What is needed :: Count the lines that include the string "this", and give only that number.

Extracted data ::
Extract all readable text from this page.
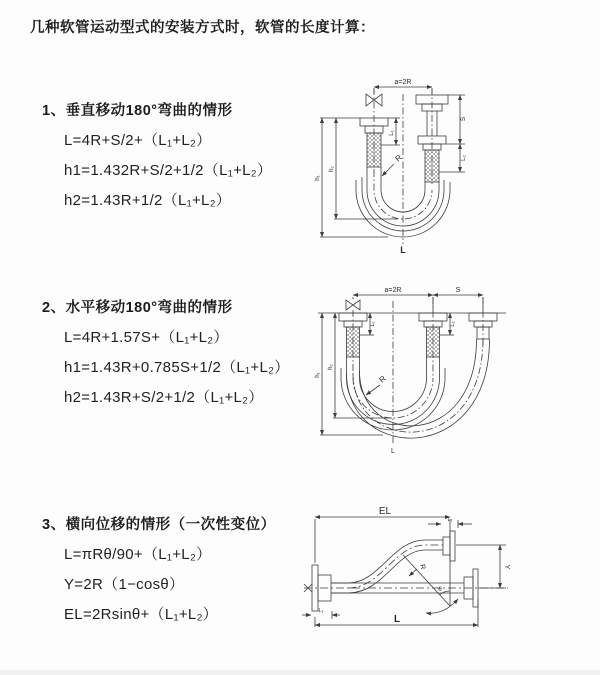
几种软管运动型式的安装方式时，软管的长度计算：
1、垂直移动180°弯曲的情形
L=4R+S/2+（L₁+L₂）
h1=1.432R+S/2+1/2（L₁+L₂）
h2=1.43R+1/2（L₁+L₂）
2、水平移动180°弯曲的情形
L=4R+1.57S+（L₁+L₂）
h1=1.43R+0.785S+1/2（L₁+L₂）
h2=1.43R+S/2+1/2（L₁+L₂）
3、横向位移的情形（一次性变位）
L=πRθ/90+（L₁+L₂）
Y=2R（1−cosθ）
EL=2Rsinθ+（L₁+L₂）
a=2R
L₁
S
L₂
h₁
h₂
R
L
a=2R	S
L₁	L₂
h₁
h₂
R
L
EL
L₁
Y
θ
R
L₁
L
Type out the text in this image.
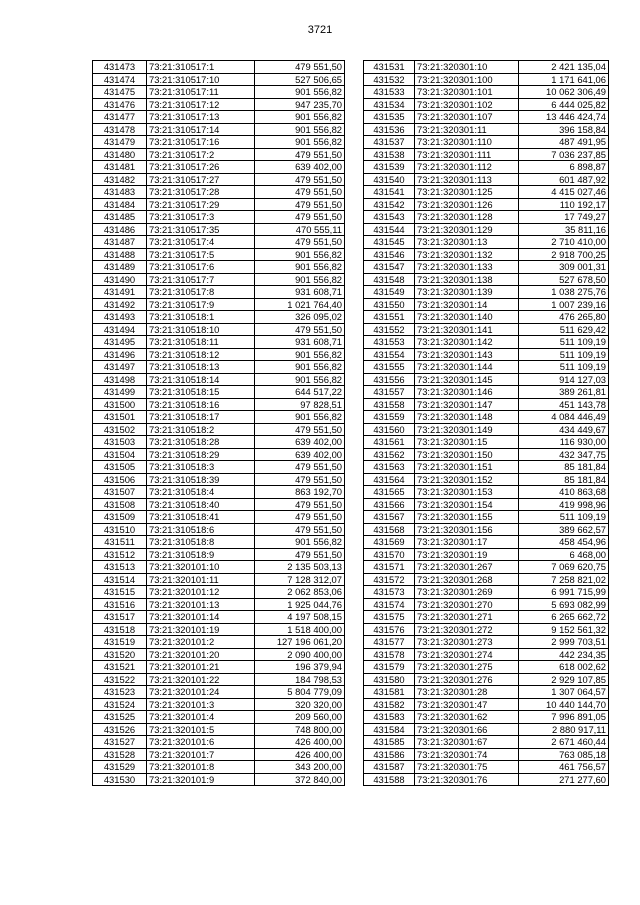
3721
431473	73:21:310517:1	479 551,50
431474	73:21:310517:10	527 506,65
431475	73:21:310517:11	901 556,82
431476	73:21:310517:12	947 235,70
431477	73:21:310517:13	901 556,82
431478	73:21:310517:14	901 556,82
431479	73:21:310517:16	901 556,82
431480	73:21:310517:2	479 551,50
431481	73:21:310517:26	639 402,00
431482	73:21:310517:27	479 551,50
431483	73:21:310517:28	479 551,50
431484	73:21:310517:29	479 551,50
431485	73:21:310517:3	479 551,50
431486	73:21:310517:35	470 555,11
431487	73:21:310517:4	479 551,50
431488	73:21:310517:5	901 556,82
431489	73:21:310517:6	901 556,82
431490	73:21:310517:7	901 556,82
431491	73:21:310517:8	931 608,71
431492	73:21:310517:9	1 021 764,40
431493	73:21:310518:1	326 095,02
431494	73:21:310518:10	479 551,50
431495	73:21:310518:11	931 608,71
431496	73:21:310518:12	901 556,82
431497	73:21:310518:13	901 556,82
431498	73:21:310518:14	901 556,82
431499	73:21:310518:15	644 517,22
431500	73:21:310518:16	97 828,51
431501	73:21:310518:17	901 556,82
431502	73:21:310518:2	479 551,50
431503	73:21:310518:28	639 402,00
431504	73:21:310518:29	639 402,00
431505	73:21:310518:3	479 551,50
431506	73:21:310518:39	479 551,50
431507	73:21:310518:4	863 192,70
431508	73:21:310518:40	479 551,50
431509	73:21:310518:41	479 551,50
431510	73:21:310518:6	479 551,50
431511	73:21:310518:8	901 556,82
431512	73:21:310518:9	479 551,50
431513	73:21:320101:10	2 135 503,13
431514	73:21:320101:11	7 128 312,07
431515	73:21:320101:12	2 062 853,06
431516	73:21:320101:13	1 925 044,76
431517	73:21:320101:14	4 197 508,15
431518	73:21:320101:19	1 518 400,00
431519	73:21:320101:2	127 196 061,20
431520	73:21:320101:20	2 090 400,00
431521	73:21:320101:21	196 379,94
431522	73:21:320101:22	184 798,53
431523	73:21:320101:24	5 804 779,09
431524	73:21:320101:3	320 320,00
431525	73:21:320101:4	209 560,00
431526	73:21:320101:5	748 800,00
431527	73:21:320101:6	426 400,00
431528	73:21:320101:7	426 400,00
431529	73:21:320101:8	343 200,00
431530	73:21:320101:9	372 840,00
431531	73:21:320301:10	2 421 135,04
431532	73:21:320301:100	1 171 641,06
431533	73:21:320301:101	10 062 306,49
431534	73:21:320301:102	6 444 025,82
431535	73:21:320301:107	13 446 424,74
431536	73:21:320301:11	396 158,84
431537	73:21:320301:110	487 491,95
431538	73:21:320301:111	7 036 237,85
431539	73:21:320301:112	6 898,87
431540	73:21:320301:113	601 487,92
431541	73:21:320301:125	4 415 027,46
431542	73:21:320301:126	110 192,17
431543	73:21:320301:128	17 749,27
431544	73:21:320301:129	35 811,16
431545	73:21:320301:13	2 710 410,00
431546	73:21:320301:132	2 918 700,25
431547	73:21:320301:133	309 001,31
431548	73:21:320301:138	527 678,50
431549	73:21:320301:139	1 038 275,76
431550	73:21:320301:14	1 007 239,16
431551	73:21:320301:140	476 265,80
431552	73:21:320301:141	511 629,42
431553	73:21:320301:142	511 109,19
431554	73:21:320301:143	511 109,19
431555	73:21:320301:144	511 109,19
431556	73:21:320301:145	914 127,03
431557	73:21:320301:146	389 261,81
431558	73:21:320301:147	451 143,78
431559	73:21:320301:148	4 084 446,49
431560	73:21:320301:149	434 449,67
431561	73:21:320301:15	116 930,00
431562	73:21:320301:150	432 347,75
431563	73:21:320301:151	85 181,84
431564	73:21:320301:152	85 181,84
431565	73:21:320301:153	410 863,68
431566	73:21:320301:154	419 998,96
431567	73:21:320301:155	511 109,19
431568	73:21:320301:156	389 662,57
431569	73:21:320301:17	458 454,96
431570	73:21:320301:19	6 468,00
431571	73:21:320301:267	7 069 620,75
431572	73:21:320301:268	7 258 821,02
431573	73:21:320301:269	6 991 715,99
431574	73:21:320301:270	5 693 082,99
431575	73:21:320301:271	6 265 662,72
431576	73:21:320301:272	9 152 561,32
431577	73:21:320301:273	2 999 703,51
431578	73:21:320301:274	442 234,35
431579	73:21:320301:275	618 002,62
431580	73:21:320301:276	2 929 107,85
431581	73:21:320301:28	1 307 064,57
431582	73:21:320301:47	10 440 144,70
431583	73:21:320301:62	7 996 891,05
431584	73:21:320301:66	2 880 917,11
431585	73:21:320301:67	2 671 460,44
431586	73:21:320301:74	763 085,18
431587	73:21:320301:75	461 756,57
431588	73:21:320301:76	271 277,60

Reply :: 2